→ Directive: Drop the images; return everything else in the listing below exactly.

→ Data extract:
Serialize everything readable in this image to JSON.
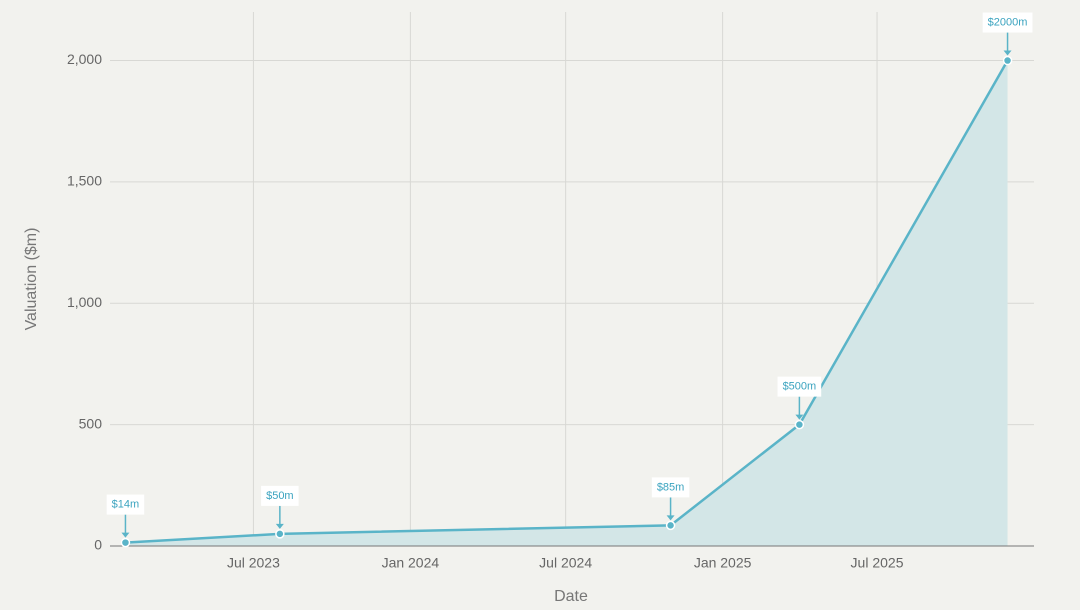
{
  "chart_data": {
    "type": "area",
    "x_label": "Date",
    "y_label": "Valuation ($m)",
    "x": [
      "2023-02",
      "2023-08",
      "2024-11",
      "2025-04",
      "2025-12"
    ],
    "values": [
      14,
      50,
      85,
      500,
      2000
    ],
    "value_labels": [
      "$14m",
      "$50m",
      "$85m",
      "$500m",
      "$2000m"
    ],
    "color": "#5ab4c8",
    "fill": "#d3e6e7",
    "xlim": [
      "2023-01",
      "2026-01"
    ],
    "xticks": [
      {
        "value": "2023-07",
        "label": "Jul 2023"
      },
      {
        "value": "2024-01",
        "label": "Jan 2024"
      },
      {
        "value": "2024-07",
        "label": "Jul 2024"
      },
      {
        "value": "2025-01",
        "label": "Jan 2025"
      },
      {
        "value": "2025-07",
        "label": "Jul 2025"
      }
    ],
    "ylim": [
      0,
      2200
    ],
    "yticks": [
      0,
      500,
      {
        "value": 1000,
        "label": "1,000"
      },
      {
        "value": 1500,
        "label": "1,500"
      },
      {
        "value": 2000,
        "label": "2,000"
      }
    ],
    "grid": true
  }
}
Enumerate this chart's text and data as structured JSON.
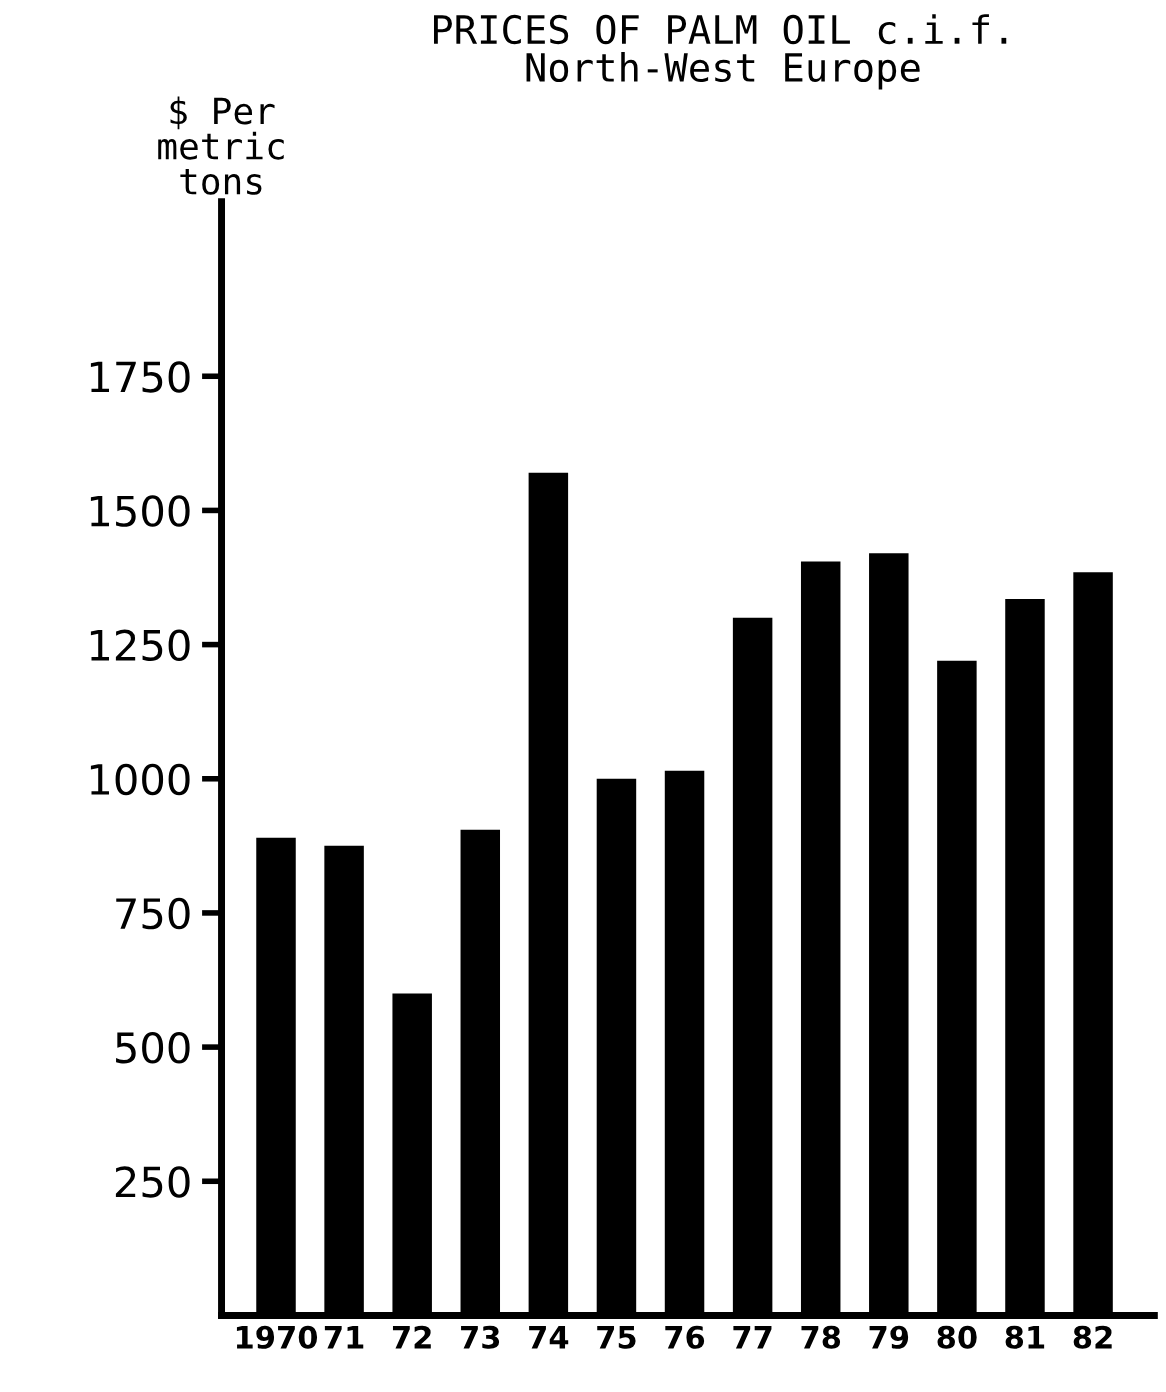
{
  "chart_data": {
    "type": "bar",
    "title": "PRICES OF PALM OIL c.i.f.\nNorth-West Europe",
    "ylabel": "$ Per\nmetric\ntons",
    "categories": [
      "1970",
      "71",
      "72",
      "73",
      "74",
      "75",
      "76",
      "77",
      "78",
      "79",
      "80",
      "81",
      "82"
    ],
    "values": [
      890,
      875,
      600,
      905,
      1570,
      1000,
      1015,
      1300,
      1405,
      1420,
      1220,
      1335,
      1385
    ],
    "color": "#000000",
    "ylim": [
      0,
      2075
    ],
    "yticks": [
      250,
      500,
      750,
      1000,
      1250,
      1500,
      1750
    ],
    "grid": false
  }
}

→ Result of the exercise:
Serialize everything readable in this image to JSON.
{
  "chart_data": {
    "type": "area",
    "x_label": "Date",
    "y_label": "Valuation ($m)",
    "x": [
      "2023-02",
      "2023-08",
      "2024-11",
      "2025-04",
      "2025-12"
    ],
    "values": [
      14,
      50,
      85,
      500,
      2000
    ],
    "value_labels": [
      "$14m",
      "$50m",
      "$85m",
      "$500m",
      "$2000m"
    ],
    "color": "#5ab4c8",
    "fill": "#d3e6e7",
    "xlim": [
      "2023-01",
      "2026-01"
    ],
    "xticks": [
      {
        "value": "2023-07",
        "label": "Jul 2023"
      },
      {
        "value": "2024-01",
        "label": "Jan 2024"
      },
      {
        "value": "2024-07",
        "label": "Jul 2024"
      },
      {
        "value": "2025-01",
        "label": "Jan 2025"
      },
      {
        "value": "2025-07",
        "label": "Jul 2025"
      }
    ],
    "ylim": [
      0,
      2200
    ],
    "yticks": [
      0,
      500,
      {
        "value": 1000,
        "label": "1,000"
      },
      {
        "value": 1500,
        "label": "1,500"
      },
      {
        "value": 2000,
        "label": "2,000"
      }
    ],
    "grid": true
  }
}
Enumerate this chart's text and data as structured JSON.
{
  "chart_data": {
    "type": "bar",
    "title": "PRICES OF PALM OIL c.i.f.\nNorth-West Europe",
    "ylabel": "$ Per\nmetric\ntons",
    "categories": [
      "1970",
      "71",
      "72",
      "73",
      "74",
      "75",
      "76",
      "77",
      "78",
      "79",
      "80",
      "81",
      "82"
    ],
    "values": [
      890,
      875,
      600,
      905,
      1570,
      1000,
      1015,
      1300,
      1405,
      1420,
      1220,
      1335,
      1385
    ],
    "color": "#000000",
    "ylim": [
      0,
      2075
    ],
    "yticks": [
      250,
      500,
      750,
      1000,
      1250,
      1500,
      1750
    ],
    "grid": false
  }
}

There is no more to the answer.